EXERCISE OBJECTIVE
Return the data exactly, with all pictures removed.

---- SUPPLIED RECORDS

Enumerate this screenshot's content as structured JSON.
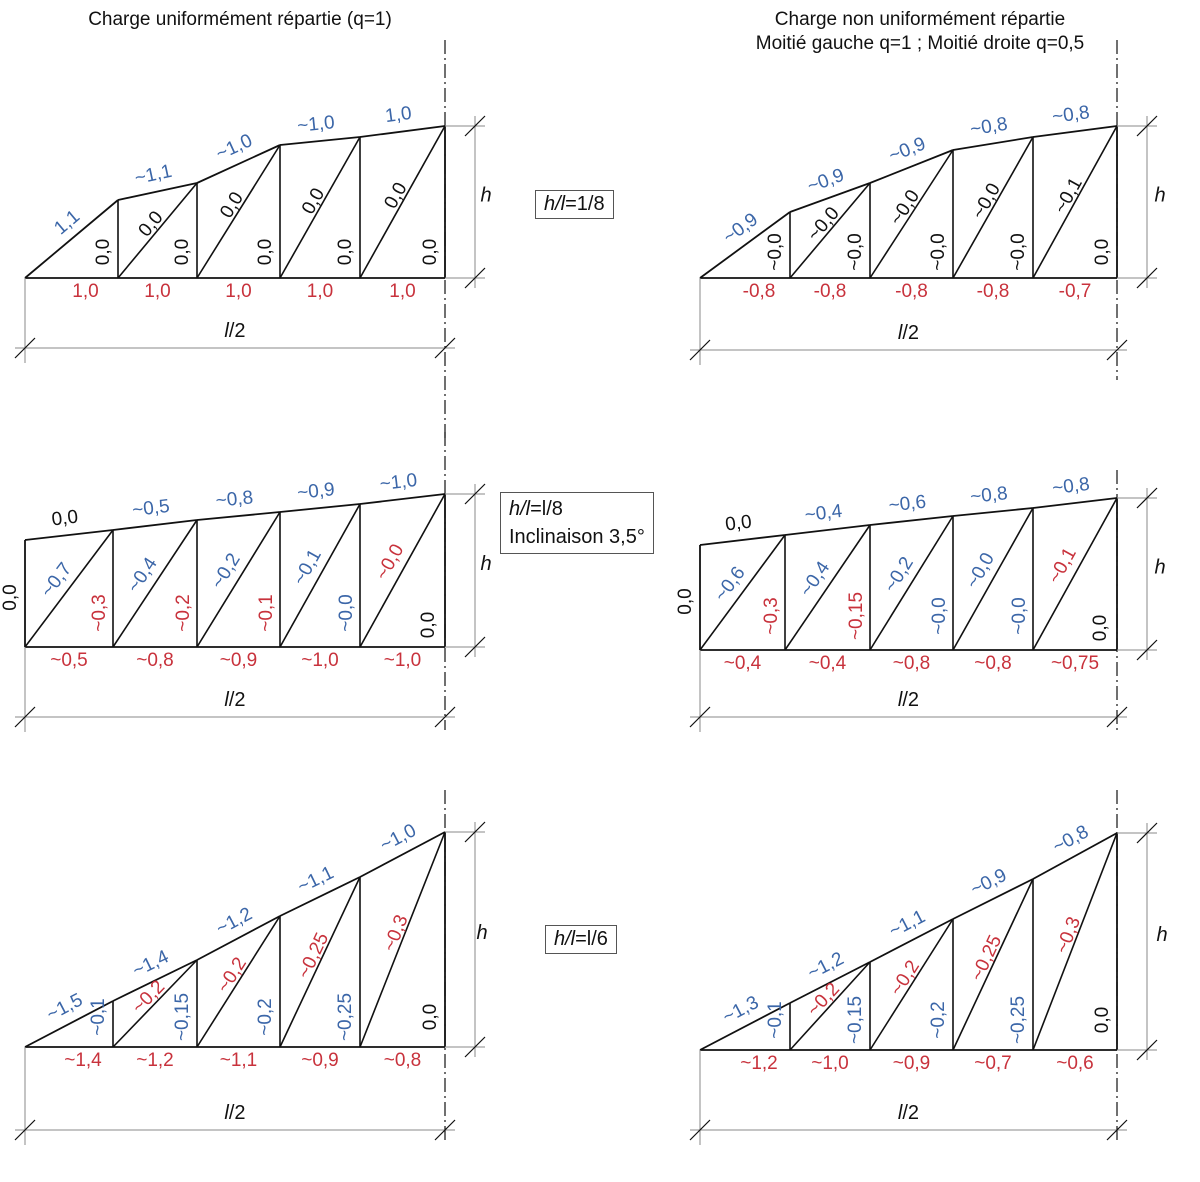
{
  "headers": {
    "left": "Charge uniformément répartie (q=1)",
    "right_line1": "Charge non uniformément répartie",
    "right_line2": "Moitié gauche q=1 ; Moitié droite q=0,5"
  },
  "colors": {
    "blue": "#3b66a8",
    "red": "#c8323c",
    "black": "#111111",
    "dim": "#8a8a8a"
  },
  "rows": [
    {
      "ratio_label": {
        "a": "h/l",
        "b": "=1/8",
        "extra": ""
      },
      "left": {
        "top": [
          "1,1",
          "~1,1",
          "~1,0",
          "~1,0",
          "1,0"
        ],
        "diag": [
          "0,0",
          "0,0",
          "0,0",
          "0,0"
        ],
        "vert": [
          "0,0",
          "0,0",
          "0,0",
          "0,0",
          "0,0"
        ],
        "bottom": [
          "1,0",
          "1,0",
          "1,0",
          "1,0",
          "1,0"
        ],
        "end_vert": "",
        "span": "l/2",
        "height": "h"
      },
      "right": {
        "top": [
          "~0,9",
          "~0,9",
          "~0,9",
          "~0,8",
          "~0,8"
        ],
        "diag": [
          "~0,0",
          "~0,0",
          "~0,0",
          "~0,1"
        ],
        "vert": [
          "~0,0",
          "~0,0",
          "~0,0",
          "~0,0",
          "0,0"
        ],
        "bottom": [
          "-0,8",
          "-0,8",
          "-0,8",
          "-0,8",
          "-0,7"
        ],
        "end_vert": "",
        "span": "l/2",
        "height": "h"
      }
    },
    {
      "ratio_label": {
        "a": "h/l",
        "b": "=l/8",
        "extra": "Inclinaison 3,5°"
      },
      "left": {
        "top": [
          "0,0",
          "~0,5",
          "~0,8",
          "~0,9",
          "~1,0"
        ],
        "diag": [
          "~0,7",
          "~0,4",
          "~0,2",
          "~0,1",
          "~0,0"
        ],
        "vert": [
          "~0,3",
          "~0,2",
          "~0,1",
          "~0,0",
          "0,0"
        ],
        "bottom": [
          "~0,5",
          "~0,8",
          "~0,9",
          "~1,0",
          "~1,0"
        ],
        "end_vert": "0,0",
        "span": "l/2",
        "height": "h"
      },
      "right": {
        "top": [
          "0,0",
          "~0,4",
          "~0,6",
          "~0,8",
          "~0,8"
        ],
        "diag": [
          "~0,6",
          "~0,4",
          "~0,2",
          "~0,0",
          "~0,1"
        ],
        "vert": [
          "~0,3",
          "~0,15",
          "~0,0",
          "~0,0",
          "0,0"
        ],
        "bottom": [
          "~0,4",
          "~0,4",
          "~0,8",
          "~0,8",
          "~0,75"
        ],
        "end_vert": "0,0",
        "span": "l/2",
        "height": "h"
      }
    },
    {
      "ratio_label": {
        "a": "h/l",
        "b": "=l/6",
        "extra": ""
      },
      "left": {
        "top": [
          "~1,5",
          "~1,4",
          "~1,2",
          "~1,1",
          "~1,0"
        ],
        "diag": [
          "~0,2",
          "~0,2",
          "~0,25",
          "~0,3"
        ],
        "vert": [
          "~0,1",
          "~0,15",
          "~0,2",
          "~0,25",
          "0,0"
        ],
        "bottom": [
          "~1,4",
          "~1,2",
          "~1,1",
          "~0,9",
          "~0,8"
        ],
        "end_vert": "",
        "span": "l/2",
        "height": "h"
      },
      "right": {
        "top": [
          "~1,3",
          "~1,2",
          "~1,1",
          "~0,9",
          "~0,8"
        ],
        "diag": [
          "~0,2",
          "~0,2",
          "~0,25",
          "~0,3"
        ],
        "vert": [
          "~0,1",
          "~0,15",
          "~0,2",
          "~0,25",
          "0,0"
        ],
        "bottom": [
          "~1,2",
          "~1,0",
          "~0,9",
          "~0,7",
          "~0,6"
        ],
        "end_vert": "",
        "span": "l/2",
        "height": "h"
      }
    }
  ]
}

--------

REPLY
Enumerate this screenshot's content as structured JSON.
{
  "headers": {
    "left": "Charge uniformément répartie (q=1)",
    "right_line1": "Charge non uniformément répartie",
    "right_line2": "Moitié gauche q=1 ; Moitié droite q=0,5"
  },
  "colors": {
    "blue": "#3b66a8",
    "red": "#c8323c",
    "black": "#111111",
    "dim": "#8a8a8a"
  },
  "rows": [
    {
      "ratio_label": {
        "a": "h/l",
        "b": "=1/8",
        "extra": ""
      },
      "left": {
        "top": [
          "1,1",
          "~1,1",
          "~1,0",
          "~1,0",
          "1,0"
        ],
        "diag": [
          "0,0",
          "0,0",
          "0,0",
          "0,0"
        ],
        "vert": [
          "0,0",
          "0,0",
          "0,0",
          "0,0",
          "0,0"
        ],
        "bottom": [
          "1,0",
          "1,0",
          "1,0",
          "1,0",
          "1,0"
        ],
        "end_vert": "",
        "span": "l/2",
        "height": "h"
      },
      "right": {
        "top": [
          "~0,9",
          "~0,9",
          "~0,9",
          "~0,8",
          "~0,8"
        ],
        "diag": [
          "~0,0",
          "~0,0",
          "~0,0",
          "~0,1"
        ],
        "vert": [
          "~0,0",
          "~0,0",
          "~0,0",
          "~0,0",
          "0,0"
        ],
        "bottom": [
          "-0,8",
          "-0,8",
          "-0,8",
          "-0,8",
          "-0,7"
        ],
        "end_vert": "",
        "span": "l/2",
        "height": "h"
      }
    },
    {
      "ratio_label": {
        "a": "h/l",
        "b": "=l/8",
        "extra": "Inclinaison 3,5°"
      },
      "left": {
        "top": [
          "0,0",
          "~0,5",
          "~0,8",
          "~0,9",
          "~1,0"
        ],
        "diag": [
          "~0,7",
          "~0,4",
          "~0,2",
          "~0,1",
          "~0,0"
        ],
        "vert": [
          "~0,3",
          "~0,2",
          "~0,1",
          "~0,0",
          "0,0"
        ],
        "bottom": [
          "~0,5",
          "~0,8",
          "~0,9",
          "~1,0",
          "~1,0"
        ],
        "end_vert": "0,0",
        "span": "l/2",
        "height": "h"
      },
      "right": {
        "top": [
          "0,0",
          "~0,4",
          "~0,6",
          "~0,8",
          "~0,8"
        ],
        "diag": [
          "~0,6",
          "~0,4",
          "~0,2",
          "~0,0",
          "~0,1"
        ],
        "vert": [
          "~0,3",
          "~0,15",
          "~0,0",
          "~0,0",
          "0,0"
        ],
        "bottom": [
          "~0,4",
          "~0,4",
          "~0,8",
          "~0,8",
          "~0,75"
        ],
        "end_vert": "0,0",
        "span": "l/2",
        "height": "h"
      }
    },
    {
      "ratio_label": {
        "a": "h/l",
        "b": "=l/6",
        "extra": ""
      },
      "left": {
        "top": [
          "~1,5",
          "~1,4",
          "~1,2",
          "~1,1",
          "~1,0"
        ],
        "diag": [
          "~0,2",
          "~0,2",
          "~0,25",
          "~0,3"
        ],
        "vert": [
          "~0,1",
          "~0,15",
          "~0,2",
          "~0,25",
          "0,0"
        ],
        "bottom": [
          "~1,4",
          "~1,2",
          "~1,1",
          "~0,9",
          "~0,8"
        ],
        "end_vert": "",
        "span": "l/2",
        "height": "h"
      },
      "right": {
        "top": [
          "~1,3",
          "~1,2",
          "~1,1",
          "~0,9",
          "~0,8"
        ],
        "diag": [
          "~0,2",
          "~0,2",
          "~0,25",
          "~0,3"
        ],
        "vert": [
          "~0,1",
          "~0,15",
          "~0,2",
          "~0,25",
          "0,0"
        ],
        "bottom": [
          "~1,2",
          "~1,0",
          "~0,9",
          "~0,7",
          "~0,6"
        ],
        "end_vert": "",
        "span": "l/2",
        "height": "h"
      }
    }
  ]
}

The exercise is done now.